-- What you have to do --
Transcribe the records exactly from the line with "Convert this document image to plain text." to the end, both included.

[Begin Records provided]

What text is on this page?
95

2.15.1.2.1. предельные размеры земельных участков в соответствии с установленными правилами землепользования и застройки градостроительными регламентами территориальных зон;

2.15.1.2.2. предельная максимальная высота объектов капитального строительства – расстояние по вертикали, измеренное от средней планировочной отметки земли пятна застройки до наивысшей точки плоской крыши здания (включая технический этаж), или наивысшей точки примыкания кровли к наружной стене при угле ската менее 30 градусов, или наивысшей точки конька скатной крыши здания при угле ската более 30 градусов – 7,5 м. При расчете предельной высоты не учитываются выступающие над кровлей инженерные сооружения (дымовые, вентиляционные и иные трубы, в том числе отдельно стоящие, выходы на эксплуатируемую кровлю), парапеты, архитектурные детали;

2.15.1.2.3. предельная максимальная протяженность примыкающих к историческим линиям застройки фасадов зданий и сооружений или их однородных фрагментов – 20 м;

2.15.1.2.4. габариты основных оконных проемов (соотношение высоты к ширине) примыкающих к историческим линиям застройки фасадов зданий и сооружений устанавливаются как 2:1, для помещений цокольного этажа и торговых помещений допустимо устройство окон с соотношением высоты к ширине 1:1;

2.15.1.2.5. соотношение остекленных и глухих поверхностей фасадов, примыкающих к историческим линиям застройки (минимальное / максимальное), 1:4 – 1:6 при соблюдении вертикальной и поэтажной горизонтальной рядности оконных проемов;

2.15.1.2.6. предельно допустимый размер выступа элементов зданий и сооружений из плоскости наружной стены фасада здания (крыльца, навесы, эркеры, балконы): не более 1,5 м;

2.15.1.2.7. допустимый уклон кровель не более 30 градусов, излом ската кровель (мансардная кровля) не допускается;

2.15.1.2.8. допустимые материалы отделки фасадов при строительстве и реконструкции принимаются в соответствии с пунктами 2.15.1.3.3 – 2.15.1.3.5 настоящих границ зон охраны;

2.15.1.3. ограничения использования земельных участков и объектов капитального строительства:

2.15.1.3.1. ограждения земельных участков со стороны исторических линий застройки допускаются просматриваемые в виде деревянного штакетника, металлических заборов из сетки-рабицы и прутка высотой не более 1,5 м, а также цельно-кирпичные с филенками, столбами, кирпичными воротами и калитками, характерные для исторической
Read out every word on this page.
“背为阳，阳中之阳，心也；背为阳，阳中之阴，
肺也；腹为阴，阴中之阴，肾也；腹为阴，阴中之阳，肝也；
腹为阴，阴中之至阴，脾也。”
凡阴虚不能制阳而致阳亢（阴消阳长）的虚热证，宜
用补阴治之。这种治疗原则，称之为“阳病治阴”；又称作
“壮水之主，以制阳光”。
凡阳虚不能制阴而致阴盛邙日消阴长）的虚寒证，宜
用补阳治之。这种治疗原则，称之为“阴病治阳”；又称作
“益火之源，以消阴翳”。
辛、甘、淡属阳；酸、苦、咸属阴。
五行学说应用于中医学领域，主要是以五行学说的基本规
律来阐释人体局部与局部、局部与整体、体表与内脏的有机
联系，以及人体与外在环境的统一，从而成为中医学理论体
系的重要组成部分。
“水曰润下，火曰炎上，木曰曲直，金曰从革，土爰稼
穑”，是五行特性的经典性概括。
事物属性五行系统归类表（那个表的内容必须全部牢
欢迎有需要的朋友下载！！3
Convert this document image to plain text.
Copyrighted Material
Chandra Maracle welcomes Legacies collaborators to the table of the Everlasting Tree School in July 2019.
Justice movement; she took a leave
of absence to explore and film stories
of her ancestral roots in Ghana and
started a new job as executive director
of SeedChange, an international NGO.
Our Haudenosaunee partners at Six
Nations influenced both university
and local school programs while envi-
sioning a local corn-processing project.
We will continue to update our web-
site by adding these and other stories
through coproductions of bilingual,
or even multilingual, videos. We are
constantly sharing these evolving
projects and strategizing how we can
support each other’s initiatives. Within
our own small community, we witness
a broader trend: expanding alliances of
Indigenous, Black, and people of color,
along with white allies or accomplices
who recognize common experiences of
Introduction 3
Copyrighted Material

[End Records provided]

-- Response --
Convert this document image to plain text.
Copyrighted Material
Chandra Maracle welcomes Legacies collaborators to the table of the Everlasting Tree School in July 2019.
Justice movement; she took a leave
of absence to explore and film stories
of her ancestral roots in Ghana and
started a new job as executive director
of SeedChange, an international NGO.
Our Haudenosaunee partners at Six
Nations influenced both university
and local school programs while envi-
sioning a local corn-processing project.
We will continue to update our web-
site by adding these and other stories
through coproductions of bilingual,
or even multilingual, videos. We are
constantly sharing these evolving
projects and strategizing how we can
support each other’s initiatives. Within
our own small community, we witness
a broader trend: expanding alliances of
Indigenous, Black, and people of color,
along with white allies or accomplices
who recognize common experiences of
Introduction 3
Copyrighted Material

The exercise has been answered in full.